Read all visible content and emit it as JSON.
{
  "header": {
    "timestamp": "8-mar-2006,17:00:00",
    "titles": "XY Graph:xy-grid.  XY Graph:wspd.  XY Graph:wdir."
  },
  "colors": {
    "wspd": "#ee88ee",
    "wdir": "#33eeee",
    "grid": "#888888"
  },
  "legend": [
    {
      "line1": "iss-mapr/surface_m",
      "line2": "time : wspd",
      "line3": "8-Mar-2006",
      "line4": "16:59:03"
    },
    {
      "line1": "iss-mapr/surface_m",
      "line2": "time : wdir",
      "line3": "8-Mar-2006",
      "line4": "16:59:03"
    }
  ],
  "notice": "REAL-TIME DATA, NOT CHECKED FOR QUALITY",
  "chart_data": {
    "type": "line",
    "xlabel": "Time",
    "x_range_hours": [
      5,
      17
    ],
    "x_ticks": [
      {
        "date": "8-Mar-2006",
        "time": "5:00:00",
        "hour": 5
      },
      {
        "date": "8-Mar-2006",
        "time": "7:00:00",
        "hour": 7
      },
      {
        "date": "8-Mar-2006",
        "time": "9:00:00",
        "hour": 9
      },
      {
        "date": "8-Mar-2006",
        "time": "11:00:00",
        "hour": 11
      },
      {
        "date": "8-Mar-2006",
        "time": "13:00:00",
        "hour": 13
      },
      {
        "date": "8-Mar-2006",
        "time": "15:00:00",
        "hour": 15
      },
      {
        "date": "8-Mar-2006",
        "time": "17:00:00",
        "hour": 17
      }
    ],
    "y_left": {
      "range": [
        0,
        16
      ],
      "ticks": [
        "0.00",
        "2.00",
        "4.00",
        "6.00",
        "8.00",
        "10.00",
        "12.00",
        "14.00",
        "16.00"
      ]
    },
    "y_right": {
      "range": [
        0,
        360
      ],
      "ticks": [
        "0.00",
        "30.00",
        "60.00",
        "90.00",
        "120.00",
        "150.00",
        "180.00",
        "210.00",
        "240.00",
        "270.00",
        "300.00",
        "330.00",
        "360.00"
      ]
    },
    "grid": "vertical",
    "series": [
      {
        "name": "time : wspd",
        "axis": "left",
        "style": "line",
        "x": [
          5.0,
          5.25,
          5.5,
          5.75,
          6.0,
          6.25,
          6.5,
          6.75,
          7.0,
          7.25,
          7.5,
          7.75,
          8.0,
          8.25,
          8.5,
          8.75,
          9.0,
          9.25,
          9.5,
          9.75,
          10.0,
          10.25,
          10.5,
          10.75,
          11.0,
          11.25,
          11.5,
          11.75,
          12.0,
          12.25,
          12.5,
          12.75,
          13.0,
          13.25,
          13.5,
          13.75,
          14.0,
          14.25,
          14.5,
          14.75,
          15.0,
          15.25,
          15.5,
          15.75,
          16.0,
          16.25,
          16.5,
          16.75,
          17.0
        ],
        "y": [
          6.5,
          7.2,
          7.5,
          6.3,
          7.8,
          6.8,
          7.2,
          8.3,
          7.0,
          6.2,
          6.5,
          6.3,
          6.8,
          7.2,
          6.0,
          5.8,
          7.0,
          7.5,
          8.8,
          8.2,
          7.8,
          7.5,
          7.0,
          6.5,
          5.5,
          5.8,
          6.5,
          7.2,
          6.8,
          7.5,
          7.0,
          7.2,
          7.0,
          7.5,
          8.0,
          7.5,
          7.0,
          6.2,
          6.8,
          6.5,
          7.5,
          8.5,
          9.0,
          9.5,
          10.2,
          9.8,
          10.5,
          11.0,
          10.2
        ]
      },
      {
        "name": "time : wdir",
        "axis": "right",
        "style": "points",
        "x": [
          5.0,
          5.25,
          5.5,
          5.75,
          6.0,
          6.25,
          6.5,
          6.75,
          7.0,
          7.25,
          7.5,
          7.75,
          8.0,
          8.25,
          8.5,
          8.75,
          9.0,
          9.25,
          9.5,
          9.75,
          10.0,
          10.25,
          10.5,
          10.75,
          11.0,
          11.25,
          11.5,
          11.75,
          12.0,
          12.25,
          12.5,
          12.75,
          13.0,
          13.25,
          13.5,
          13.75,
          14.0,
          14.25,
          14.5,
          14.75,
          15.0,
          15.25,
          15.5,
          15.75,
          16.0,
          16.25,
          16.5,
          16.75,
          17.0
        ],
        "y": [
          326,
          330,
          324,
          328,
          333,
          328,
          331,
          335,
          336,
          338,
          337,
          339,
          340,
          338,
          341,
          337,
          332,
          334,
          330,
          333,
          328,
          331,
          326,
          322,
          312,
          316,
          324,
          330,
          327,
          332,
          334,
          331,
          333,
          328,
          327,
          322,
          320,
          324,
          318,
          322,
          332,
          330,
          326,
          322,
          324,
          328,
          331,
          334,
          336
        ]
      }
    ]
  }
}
========================
_TASK GOAL_.
Provide all the records again, word for word.

_RESPONSE TO THIS TASK_.
Read all visible content and emit it as JSON.
{
  "header": {
    "timestamp": "8-mar-2006,17:00:00",
    "titles": "XY Graph:xy-grid.  XY Graph:wspd.  XY Graph:wdir."
  },
  "colors": {
    "wspd": "#ee88ee",
    "wdir": "#33eeee",
    "grid": "#888888"
  },
  "legend": [
    {
      "line1": "iss-mapr/surface_m",
      "line2": "time : wspd",
      "line3": "8-Mar-2006",
      "line4": "16:59:03"
    },
    {
      "line1": "iss-mapr/surface_m",
      "line2": "time : wdir",
      "line3": "8-Mar-2006",
      "line4": "16:59:03"
    }
  ],
  "notice": "REAL-TIME DATA, NOT CHECKED FOR QUALITY",
  "chart_data": {
    "type": "line",
    "xlabel": "Time",
    "x_range_hours": [
      5,
      17
    ],
    "x_ticks": [
      {
        "date": "8-Mar-2006",
        "time": "5:00:00",
        "hour": 5
      },
      {
        "date": "8-Mar-2006",
        "time": "7:00:00",
        "hour": 7
      },
      {
        "date": "8-Mar-2006",
        "time": "9:00:00",
        "hour": 9
      },
      {
        "date": "8-Mar-2006",
        "time": "11:00:00",
        "hour": 11
      },
      {
        "date": "8-Mar-2006",
        "time": "13:00:00",
        "hour": 13
      },
      {
        "date": "8-Mar-2006",
        "time": "15:00:00",
        "hour": 15
      },
      {
        "date": "8-Mar-2006",
        "time": "17:00:00",
        "hour": 17
      }
    ],
    "y_left": {
      "range": [
        0,
        16
      ],
      "ticks": [
        "0.00",
        "2.00",
        "4.00",
        "6.00",
        "8.00",
        "10.00",
        "12.00",
        "14.00",
        "16.00"
      ]
    },
    "y_right": {
      "range": [
        0,
        360
      ],
      "ticks": [
        "0.00",
        "30.00",
        "60.00",
        "90.00",
        "120.00",
        "150.00",
        "180.00",
        "210.00",
        "240.00",
        "270.00",
        "300.00",
        "330.00",
        "360.00"
      ]
    },
    "grid": "vertical",
    "series": [
      {
        "name": "time : wspd",
        "axis": "left",
        "style": "line",
        "x": [
          5.0,
          5.25,
          5.5,
          5.75,
          6.0,
          6.25,
          6.5,
          6.75,
          7.0,
          7.25,
          7.5,
          7.75,
          8.0,
          8.25,
          8.5,
          8.75,
          9.0,
          9.25,
          9.5,
          9.75,
          10.0,
          10.25,
          10.5,
          10.75,
          11.0,
          11.25,
          11.5,
          11.75,
          12.0,
          12.25,
          12.5,
          12.75,
          13.0,
          13.25,
          13.5,
          13.75,
          14.0,
          14.25,
          14.5,
          14.75,
          15.0,
          15.25,
          15.5,
          15.75,
          16.0,
          16.25,
          16.5,
          16.75,
          17.0
        ],
        "y": [
          6.5,
          7.2,
          7.5,
          6.3,
          7.8,
          6.8,
          7.2,
          8.3,
          7.0,
          6.2,
          6.5,
          6.3,
          6.8,
          7.2,
          6.0,
          5.8,
          7.0,
          7.5,
          8.8,
          8.2,
          7.8,
          7.5,
          7.0,
          6.5,
          5.5,
          5.8,
          6.5,
          7.2,
          6.8,
          7.5,
          7.0,
          7.2,
          7.0,
          7.5,
          8.0,
          7.5,
          7.0,
          6.2,
          6.8,
          6.5,
          7.5,
          8.5,
          9.0,
          9.5,
          10.2,
          9.8,
          10.5,
          11.0,
          10.2
        ]
      },
      {
        "name": "time : wdir",
        "axis": "right",
        "style": "points",
        "x": [
          5.0,
          5.25,
          5.5,
          5.75,
          6.0,
          6.25,
          6.5,
          6.75,
          7.0,
          7.25,
          7.5,
          7.75,
          8.0,
          8.25,
          8.5,
          8.75,
          9.0,
          9.25,
          9.5,
          9.75,
          10.0,
          10.25,
          10.5,
          10.75,
          11.0,
          11.25,
          11.5,
          11.75,
          12.0,
          12.25,
          12.5,
          12.75,
          13.0,
          13.25,
          13.5,
          13.75,
          14.0,
          14.25,
          14.5,
          14.75,
          15.0,
          15.25,
          15.5,
          15.75,
          16.0,
          16.25,
          16.5,
          16.75,
          17.0
        ],
        "y": [
          326,
          330,
          324,
          328,
          333,
          328,
          331,
          335,
          336,
          338,
          337,
          339,
          340,
          338,
          341,
          337,
          332,
          334,
          330,
          333,
          328,
          331,
          326,
          322,
          312,
          316,
          324,
          330,
          327,
          332,
          334,
          331,
          333,
          328,
          327,
          322,
          320,
          324,
          318,
          322,
          332,
          330,
          326,
          322,
          324,
          328,
          331,
          334,
          336
        ]
      }
    ]
  }
}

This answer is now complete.